● Task data
□ □ □

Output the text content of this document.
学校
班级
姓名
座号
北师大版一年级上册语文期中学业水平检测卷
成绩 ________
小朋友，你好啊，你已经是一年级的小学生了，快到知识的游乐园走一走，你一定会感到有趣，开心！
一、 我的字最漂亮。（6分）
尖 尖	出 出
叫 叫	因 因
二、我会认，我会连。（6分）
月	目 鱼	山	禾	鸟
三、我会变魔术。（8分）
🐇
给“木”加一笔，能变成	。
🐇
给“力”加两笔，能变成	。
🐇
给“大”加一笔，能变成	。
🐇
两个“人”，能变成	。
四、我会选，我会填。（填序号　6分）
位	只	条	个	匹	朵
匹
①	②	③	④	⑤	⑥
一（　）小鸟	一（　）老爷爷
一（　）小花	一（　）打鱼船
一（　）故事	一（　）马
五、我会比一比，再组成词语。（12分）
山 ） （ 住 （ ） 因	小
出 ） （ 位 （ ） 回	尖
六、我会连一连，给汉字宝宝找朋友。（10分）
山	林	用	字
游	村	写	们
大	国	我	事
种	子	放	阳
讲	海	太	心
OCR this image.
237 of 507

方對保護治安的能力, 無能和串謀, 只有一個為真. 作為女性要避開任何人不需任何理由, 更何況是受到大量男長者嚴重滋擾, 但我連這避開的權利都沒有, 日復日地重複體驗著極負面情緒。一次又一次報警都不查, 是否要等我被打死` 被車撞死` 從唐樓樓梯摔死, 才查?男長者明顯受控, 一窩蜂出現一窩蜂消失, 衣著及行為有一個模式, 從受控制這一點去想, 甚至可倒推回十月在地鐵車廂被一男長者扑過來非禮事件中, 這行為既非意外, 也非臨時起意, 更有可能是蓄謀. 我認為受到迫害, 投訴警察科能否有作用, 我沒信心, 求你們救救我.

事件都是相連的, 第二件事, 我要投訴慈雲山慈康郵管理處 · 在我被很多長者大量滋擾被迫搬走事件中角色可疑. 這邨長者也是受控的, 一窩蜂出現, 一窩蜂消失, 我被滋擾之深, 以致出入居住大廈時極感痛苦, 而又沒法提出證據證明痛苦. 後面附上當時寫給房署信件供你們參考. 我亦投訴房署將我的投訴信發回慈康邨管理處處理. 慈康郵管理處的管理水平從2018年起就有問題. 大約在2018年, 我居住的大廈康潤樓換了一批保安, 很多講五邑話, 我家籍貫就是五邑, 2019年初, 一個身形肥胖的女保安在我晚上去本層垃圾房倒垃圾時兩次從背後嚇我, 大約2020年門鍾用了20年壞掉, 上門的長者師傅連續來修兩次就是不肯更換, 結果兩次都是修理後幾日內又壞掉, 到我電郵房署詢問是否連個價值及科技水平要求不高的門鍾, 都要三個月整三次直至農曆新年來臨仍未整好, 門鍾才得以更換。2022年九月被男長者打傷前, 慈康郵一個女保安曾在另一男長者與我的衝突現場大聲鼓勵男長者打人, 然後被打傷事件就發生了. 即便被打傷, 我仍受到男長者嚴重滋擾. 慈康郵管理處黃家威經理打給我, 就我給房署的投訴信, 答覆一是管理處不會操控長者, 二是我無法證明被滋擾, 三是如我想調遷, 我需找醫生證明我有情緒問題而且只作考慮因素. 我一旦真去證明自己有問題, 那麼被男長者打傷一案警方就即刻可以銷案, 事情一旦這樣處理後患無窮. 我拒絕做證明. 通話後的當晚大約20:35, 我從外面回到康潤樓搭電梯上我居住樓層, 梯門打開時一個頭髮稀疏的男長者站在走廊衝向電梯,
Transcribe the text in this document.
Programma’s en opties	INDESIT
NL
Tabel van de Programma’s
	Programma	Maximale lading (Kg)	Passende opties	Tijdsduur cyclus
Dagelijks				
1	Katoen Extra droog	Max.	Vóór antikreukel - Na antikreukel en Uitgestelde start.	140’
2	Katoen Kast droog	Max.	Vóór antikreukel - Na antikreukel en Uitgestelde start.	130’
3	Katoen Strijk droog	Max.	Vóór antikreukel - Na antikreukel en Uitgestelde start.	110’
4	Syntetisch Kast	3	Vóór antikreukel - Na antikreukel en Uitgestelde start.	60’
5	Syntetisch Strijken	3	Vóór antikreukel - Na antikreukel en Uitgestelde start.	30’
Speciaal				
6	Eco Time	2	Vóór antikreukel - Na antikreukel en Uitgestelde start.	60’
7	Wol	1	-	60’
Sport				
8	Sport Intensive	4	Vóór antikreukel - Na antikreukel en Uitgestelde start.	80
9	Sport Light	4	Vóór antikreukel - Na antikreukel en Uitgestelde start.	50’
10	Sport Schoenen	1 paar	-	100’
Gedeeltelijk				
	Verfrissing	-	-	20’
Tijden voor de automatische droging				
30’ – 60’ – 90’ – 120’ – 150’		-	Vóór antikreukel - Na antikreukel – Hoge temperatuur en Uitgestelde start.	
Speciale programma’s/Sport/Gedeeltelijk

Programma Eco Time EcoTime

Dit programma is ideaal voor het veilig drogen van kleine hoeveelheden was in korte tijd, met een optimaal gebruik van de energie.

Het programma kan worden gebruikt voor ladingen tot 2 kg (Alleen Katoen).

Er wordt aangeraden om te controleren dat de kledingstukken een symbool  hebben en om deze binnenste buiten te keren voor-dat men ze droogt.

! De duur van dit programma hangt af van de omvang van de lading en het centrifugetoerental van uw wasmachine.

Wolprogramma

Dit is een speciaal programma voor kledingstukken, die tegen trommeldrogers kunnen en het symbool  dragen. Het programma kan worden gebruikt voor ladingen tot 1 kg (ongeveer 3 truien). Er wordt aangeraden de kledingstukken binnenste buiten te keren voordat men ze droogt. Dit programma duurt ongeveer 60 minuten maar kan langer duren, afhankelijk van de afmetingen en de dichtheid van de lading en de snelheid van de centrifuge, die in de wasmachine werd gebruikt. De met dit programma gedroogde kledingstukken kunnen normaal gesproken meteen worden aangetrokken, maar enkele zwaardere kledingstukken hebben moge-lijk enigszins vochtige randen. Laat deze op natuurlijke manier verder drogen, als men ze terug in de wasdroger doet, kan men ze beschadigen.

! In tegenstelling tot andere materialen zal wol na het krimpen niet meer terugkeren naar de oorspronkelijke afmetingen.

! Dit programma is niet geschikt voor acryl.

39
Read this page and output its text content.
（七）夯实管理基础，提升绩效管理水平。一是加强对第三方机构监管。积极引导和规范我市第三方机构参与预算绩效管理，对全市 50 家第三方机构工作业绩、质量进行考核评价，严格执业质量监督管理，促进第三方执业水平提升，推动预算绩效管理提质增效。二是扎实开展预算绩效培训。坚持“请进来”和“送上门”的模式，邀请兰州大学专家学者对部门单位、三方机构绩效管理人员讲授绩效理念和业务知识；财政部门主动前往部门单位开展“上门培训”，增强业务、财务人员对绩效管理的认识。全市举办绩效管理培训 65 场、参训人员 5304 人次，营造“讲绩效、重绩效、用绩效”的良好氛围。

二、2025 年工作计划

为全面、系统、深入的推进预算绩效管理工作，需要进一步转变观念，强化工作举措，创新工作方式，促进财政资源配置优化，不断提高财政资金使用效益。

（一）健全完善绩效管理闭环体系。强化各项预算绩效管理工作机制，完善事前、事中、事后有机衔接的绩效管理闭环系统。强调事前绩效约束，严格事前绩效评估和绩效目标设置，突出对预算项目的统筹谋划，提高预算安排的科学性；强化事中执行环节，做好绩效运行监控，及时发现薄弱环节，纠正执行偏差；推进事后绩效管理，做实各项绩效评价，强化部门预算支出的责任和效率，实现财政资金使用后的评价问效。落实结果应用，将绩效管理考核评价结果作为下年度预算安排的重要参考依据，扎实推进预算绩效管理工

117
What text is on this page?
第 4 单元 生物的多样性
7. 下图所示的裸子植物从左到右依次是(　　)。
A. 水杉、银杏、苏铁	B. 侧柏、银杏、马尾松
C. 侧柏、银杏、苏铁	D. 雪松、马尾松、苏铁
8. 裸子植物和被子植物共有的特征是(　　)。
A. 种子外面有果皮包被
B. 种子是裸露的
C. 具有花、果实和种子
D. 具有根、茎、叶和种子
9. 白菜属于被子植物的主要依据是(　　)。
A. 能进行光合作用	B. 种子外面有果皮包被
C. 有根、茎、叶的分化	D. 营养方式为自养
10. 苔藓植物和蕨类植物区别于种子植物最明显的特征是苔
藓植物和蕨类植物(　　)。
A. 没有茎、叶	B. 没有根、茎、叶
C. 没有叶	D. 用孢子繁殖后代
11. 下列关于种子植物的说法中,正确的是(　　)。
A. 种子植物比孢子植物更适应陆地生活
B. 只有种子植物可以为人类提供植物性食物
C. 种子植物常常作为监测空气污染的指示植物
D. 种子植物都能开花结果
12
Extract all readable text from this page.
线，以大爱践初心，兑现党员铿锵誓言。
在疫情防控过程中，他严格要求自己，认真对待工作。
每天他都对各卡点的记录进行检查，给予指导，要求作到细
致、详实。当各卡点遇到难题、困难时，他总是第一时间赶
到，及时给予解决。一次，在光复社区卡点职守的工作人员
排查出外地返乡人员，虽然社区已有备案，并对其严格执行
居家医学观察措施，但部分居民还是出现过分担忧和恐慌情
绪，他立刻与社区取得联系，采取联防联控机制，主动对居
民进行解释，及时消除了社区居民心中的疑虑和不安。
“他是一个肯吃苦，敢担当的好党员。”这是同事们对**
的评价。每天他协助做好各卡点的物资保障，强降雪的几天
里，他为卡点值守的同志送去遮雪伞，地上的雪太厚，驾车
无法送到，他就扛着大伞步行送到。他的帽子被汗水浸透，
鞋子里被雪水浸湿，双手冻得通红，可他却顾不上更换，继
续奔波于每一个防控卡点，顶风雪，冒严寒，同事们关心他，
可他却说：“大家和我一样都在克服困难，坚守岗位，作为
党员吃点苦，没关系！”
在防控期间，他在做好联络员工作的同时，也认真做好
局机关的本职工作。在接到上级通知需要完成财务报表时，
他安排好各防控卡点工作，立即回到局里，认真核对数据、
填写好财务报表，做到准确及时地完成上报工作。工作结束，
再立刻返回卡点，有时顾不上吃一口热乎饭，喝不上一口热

□ □ □

● What you are asked to do
Copy each line of the preceding data that contains the string "opties".

● The answer
Programma’s en opties	INDESIT
	Programma	Maximale lading (Kg)	Passende opties	Tijdsduur cyclus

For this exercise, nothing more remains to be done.